• [DOCUMENT SEGMENT]:
━━━━

Samsung planning big software push, but what could be the reason?
Samsung plans on spending no less than 170 billion won (roughly the equivalent of $153 million) in the software industry of its native country of Korea, says a report by Yonhap News Agency quoting company officials.
The money will be spent in the next five years, both on training software engineers and helping the industry grow, with the company having plans to hire over 2,000 software engineers yearly until 2017, an almost 30 percent increase over the company’s average in later years.
This is part of a continued effort by the company to support the software industry in its country, which includes training liberal arts majors to become software engineers.
Korea is not the only country where Samsung invests in software development. Just months ago, the company has announced putting $1.1 billion in a new innovation center, with focus areas such as cloud infrastructure, mobile privacy, Internet of Things, human interface, and mobile health.
Also, if you take a look at Samsung’s global research and development organization, you’ll certainly notice a pretty strong focus on software. Why would that be?
Focusing on software
One of the reasons for Samsung’s focus on software could be that, with flagship devices that are more and more similar when it comes to hardware, software could very well be one of the factors that makes the difference in favor of one device or another for an undecided buyer.
This can be seen in the increasing number of software features unique to Samsung which a device like the Galaxy S4 (which is the company’s fastest-selling smartphone ever), includes. It’s no coincidence that Samsung promotes them aggressively through TV ads – remember the Pool Party ad (which also happens to make fun of traditional rival Apple), or the series of ads promoting the Group Play, Sound Shot or Translator features.

━━━━

• [REQUIRED WORK]:
a) Check each statement against the Samsung software article above and answer yes or no, quoting the words that decide it: (i) Samsung plans to hire more than 2,000 software engineers a year until 2017. (ii) The 170 billion won will be spent over the next ten years. (iii) The Galaxy S4 is Samsung's fastest-selling smartphone ever.
b) Write a continuation of the Samsung software article, picking up after its last sentence.

━━━━

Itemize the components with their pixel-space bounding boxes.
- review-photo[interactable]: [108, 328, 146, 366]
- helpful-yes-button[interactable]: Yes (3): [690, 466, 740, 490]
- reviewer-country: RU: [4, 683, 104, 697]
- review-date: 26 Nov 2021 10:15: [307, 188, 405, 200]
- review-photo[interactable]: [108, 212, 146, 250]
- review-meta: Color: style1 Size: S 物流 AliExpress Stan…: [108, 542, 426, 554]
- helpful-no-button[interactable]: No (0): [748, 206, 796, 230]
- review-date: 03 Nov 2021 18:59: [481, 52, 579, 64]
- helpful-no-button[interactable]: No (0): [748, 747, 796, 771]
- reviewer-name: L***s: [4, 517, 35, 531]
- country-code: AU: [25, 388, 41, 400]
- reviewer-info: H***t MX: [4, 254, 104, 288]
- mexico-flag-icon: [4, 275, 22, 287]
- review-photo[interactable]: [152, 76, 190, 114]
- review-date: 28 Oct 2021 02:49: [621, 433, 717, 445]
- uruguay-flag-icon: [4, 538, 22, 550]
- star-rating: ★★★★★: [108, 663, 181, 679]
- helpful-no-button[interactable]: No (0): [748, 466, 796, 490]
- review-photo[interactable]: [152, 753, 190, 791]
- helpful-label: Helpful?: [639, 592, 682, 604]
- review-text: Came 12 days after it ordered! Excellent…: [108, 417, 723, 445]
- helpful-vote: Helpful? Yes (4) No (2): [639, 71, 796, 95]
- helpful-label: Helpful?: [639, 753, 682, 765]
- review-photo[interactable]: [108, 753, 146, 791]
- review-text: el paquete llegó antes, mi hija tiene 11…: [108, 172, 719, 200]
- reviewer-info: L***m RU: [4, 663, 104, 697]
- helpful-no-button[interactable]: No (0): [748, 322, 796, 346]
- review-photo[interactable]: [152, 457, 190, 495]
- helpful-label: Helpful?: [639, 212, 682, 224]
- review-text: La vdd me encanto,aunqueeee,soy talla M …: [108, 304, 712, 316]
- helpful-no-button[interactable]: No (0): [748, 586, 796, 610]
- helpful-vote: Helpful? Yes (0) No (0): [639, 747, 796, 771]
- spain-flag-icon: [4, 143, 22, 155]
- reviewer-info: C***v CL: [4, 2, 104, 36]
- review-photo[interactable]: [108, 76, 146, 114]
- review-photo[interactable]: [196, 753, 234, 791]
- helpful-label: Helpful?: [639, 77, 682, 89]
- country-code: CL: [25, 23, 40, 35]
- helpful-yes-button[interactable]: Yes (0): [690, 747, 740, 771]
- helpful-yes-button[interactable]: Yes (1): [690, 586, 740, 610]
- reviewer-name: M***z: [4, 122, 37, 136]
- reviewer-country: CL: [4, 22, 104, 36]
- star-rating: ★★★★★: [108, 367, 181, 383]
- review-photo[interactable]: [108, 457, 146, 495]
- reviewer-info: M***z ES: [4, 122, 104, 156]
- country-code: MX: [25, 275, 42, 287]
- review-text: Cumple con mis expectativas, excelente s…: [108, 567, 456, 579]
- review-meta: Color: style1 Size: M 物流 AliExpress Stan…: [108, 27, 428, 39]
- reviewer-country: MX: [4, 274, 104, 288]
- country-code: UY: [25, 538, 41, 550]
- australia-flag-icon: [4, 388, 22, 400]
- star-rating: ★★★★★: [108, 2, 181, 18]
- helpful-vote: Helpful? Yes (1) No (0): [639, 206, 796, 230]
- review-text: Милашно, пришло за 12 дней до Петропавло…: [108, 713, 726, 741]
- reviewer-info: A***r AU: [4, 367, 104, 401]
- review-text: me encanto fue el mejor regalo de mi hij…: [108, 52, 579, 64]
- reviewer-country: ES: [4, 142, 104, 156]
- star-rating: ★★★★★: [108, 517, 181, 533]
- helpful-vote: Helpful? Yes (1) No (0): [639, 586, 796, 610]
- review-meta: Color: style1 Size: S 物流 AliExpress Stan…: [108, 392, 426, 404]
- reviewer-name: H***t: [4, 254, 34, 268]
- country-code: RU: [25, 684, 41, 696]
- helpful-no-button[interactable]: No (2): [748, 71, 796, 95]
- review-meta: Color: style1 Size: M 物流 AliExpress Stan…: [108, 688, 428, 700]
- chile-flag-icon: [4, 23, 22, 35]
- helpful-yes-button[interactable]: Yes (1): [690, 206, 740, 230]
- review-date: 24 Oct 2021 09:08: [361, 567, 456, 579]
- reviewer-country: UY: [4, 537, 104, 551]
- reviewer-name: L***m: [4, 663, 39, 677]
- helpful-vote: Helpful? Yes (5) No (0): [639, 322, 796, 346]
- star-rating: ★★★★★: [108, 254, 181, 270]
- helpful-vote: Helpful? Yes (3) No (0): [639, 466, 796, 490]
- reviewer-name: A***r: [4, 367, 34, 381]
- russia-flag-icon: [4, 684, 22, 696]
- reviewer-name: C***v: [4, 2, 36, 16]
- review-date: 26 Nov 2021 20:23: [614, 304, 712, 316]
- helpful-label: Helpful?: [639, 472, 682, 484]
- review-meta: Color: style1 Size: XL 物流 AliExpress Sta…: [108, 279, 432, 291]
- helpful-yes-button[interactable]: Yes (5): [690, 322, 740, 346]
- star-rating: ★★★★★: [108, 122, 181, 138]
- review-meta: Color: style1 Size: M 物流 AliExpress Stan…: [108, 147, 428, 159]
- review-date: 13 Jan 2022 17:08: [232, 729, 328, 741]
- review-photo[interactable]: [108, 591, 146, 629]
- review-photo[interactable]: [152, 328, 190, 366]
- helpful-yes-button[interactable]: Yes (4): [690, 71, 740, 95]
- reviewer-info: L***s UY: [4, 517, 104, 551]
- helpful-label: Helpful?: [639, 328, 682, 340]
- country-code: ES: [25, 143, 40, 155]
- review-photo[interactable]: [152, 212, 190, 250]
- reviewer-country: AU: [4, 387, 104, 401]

━━━━

• [EXPECTED RESPONSES]:
a)
(i) Yes: "with the company having plans to hire over 2,000 software engineers yearly until 2017"
(ii) No: "The money will be spent in the next five years"
(iii) Yes: "which is the company’s fastest-selling smartphone ever"

b)
You can take a look at some of them in our review of Samsung’s flagship device:
Also, with the growth of the BYOD (Bring Your Own Device) business market, companies need to know that a device entering their network is secure and that data won’t fly out of it too easily (or at all, for that matter). Part of that is done through software, like the Samsung Knox security system, and that software needs developing.
Even if Samsung does make a lot of money from Android devices, the Korean company has never been one to put all of its eggs in one basket. It still has Windows Phone devices on the market and in the past it has developed Bada, which it has merged with Tizen not too long ago. Since Samsung seems to want to rely on others less, it’s currently working on the development of Tizen, together with other partners, such as Intel, Fujitsu or Panasonic.
While Tizen probably won’t be much of a threat to Android, Samsung looks like it’s keeping its options open, together with the diversity of products it can offer.
These are just a few examples of why Samsung would have a strong interest in investing in software development.
Do you think Samsung’s thinking is right, and software is the way of the future?